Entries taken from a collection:
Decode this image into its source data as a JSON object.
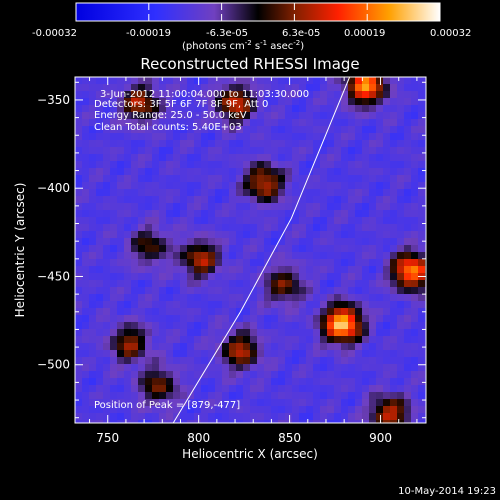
{
  "colorbar": {
    "ticks": [
      "-0.00032",
      "-0.00019",
      "-6.3e-05",
      "6.3e-05",
      "0.00019",
      "0.00032"
    ],
    "units_prefix": "(photons cm",
    "units_exp1": "-2",
    "units_mid": " s",
    "units_exp2": "-1",
    "units_mid2": " asec",
    "units_exp3": "-2",
    "units_suffix": ")"
  },
  "plot": {
    "title": "Reconstructed RHESSI Image",
    "annotations": [
      "3-Jun-2012 11:00:04.000 to 11:03:30.000",
      "Detectors: 3F 5F 6F 7F 8F 9F, Att 0",
      "Energy Range: 25.0 - 50.0 keV",
      "Clean    Total counts: 5.40E+03"
    ],
    "peak_label": "Position of Peak = [879,-477]",
    "xlabel": "Heliocentric X (arcsec)",
    "ylabel": "Heliocentric Y (arcsec)"
  },
  "footer": {
    "date": "10-May-2014 19:23"
  },
  "chart_data": {
    "type": "heatmap",
    "title": "Reconstructed RHESSI Image",
    "xlabel": "Heliocentric X (arcsec)",
    "ylabel": "Heliocentric Y (arcsec)",
    "xlim": [
      732,
      925
    ],
    "ylim": [
      -533,
      -337
    ],
    "x_ticks": [
      750,
      800,
      850,
      900
    ],
    "y_ticks": [
      -350,
      -400,
      -450,
      -500
    ],
    "x_tick_labels": [
      "750",
      "800",
      "850",
      "900"
    ],
    "y_tick_labels": [
      "−350",
      "−400",
      "−450",
      "−500"
    ],
    "colorbar_range": [
      -0.00032,
      0.00032
    ],
    "peak": [
      879,
      -477
    ],
    "limb": [
      [
        786,
        -533
      ],
      [
        823,
        -470
      ],
      [
        851,
        -417
      ],
      [
        883,
        -337
      ]
    ],
    "bright_sources": [
      {
        "x": 879,
        "y": -477,
        "v": 1.0
      },
      {
        "x": 917,
        "y": -447,
        "v": 0.85
      },
      {
        "x": 892,
        "y": -342,
        "v": 0.85
      },
      {
        "x": 820,
        "y": -352,
        "v": 0.6
      },
      {
        "x": 768,
        "y": -352,
        "v": 0.55
      },
      {
        "x": 836,
        "y": -397,
        "v": 0.6
      },
      {
        "x": 801,
        "y": -440,
        "v": 0.55
      },
      {
        "x": 823,
        "y": -492,
        "v": 0.55
      },
      {
        "x": 762,
        "y": -488,
        "v": 0.5
      },
      {
        "x": 778,
        "y": -512,
        "v": 0.45
      },
      {
        "x": 905,
        "y": -528,
        "v": 0.6
      },
      {
        "x": 847,
        "y": -455,
        "v": 0.45
      },
      {
        "x": 773,
        "y": -433,
        "v": 0.4
      }
    ]
  },
  "colors": {
    "background": "#000000",
    "text": "#ffffff",
    "limb": "#ffffff"
  }
}
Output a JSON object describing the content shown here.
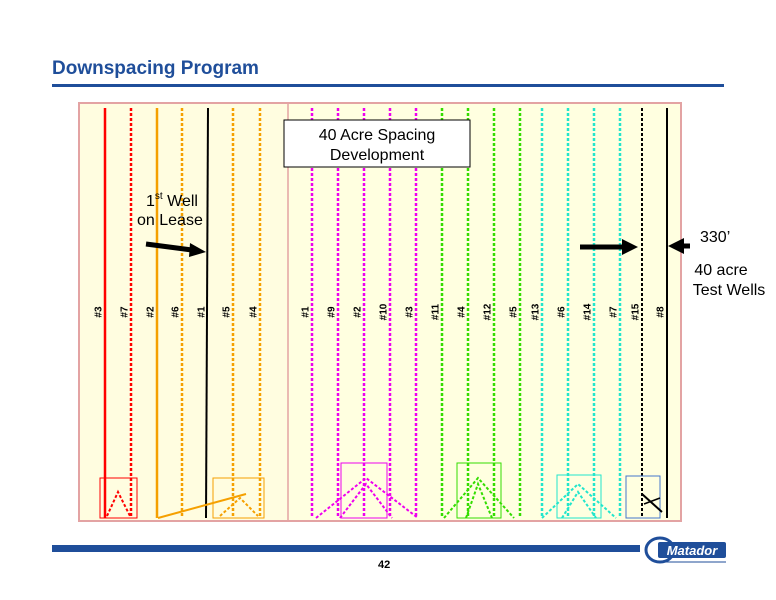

### Exercise details
Among the lines of the data, identify those with the word "JSON". Copy each of them.

### Answer for the task
Decode this image into its source data as a JSON object.
Output a JSON object describing the content shown here.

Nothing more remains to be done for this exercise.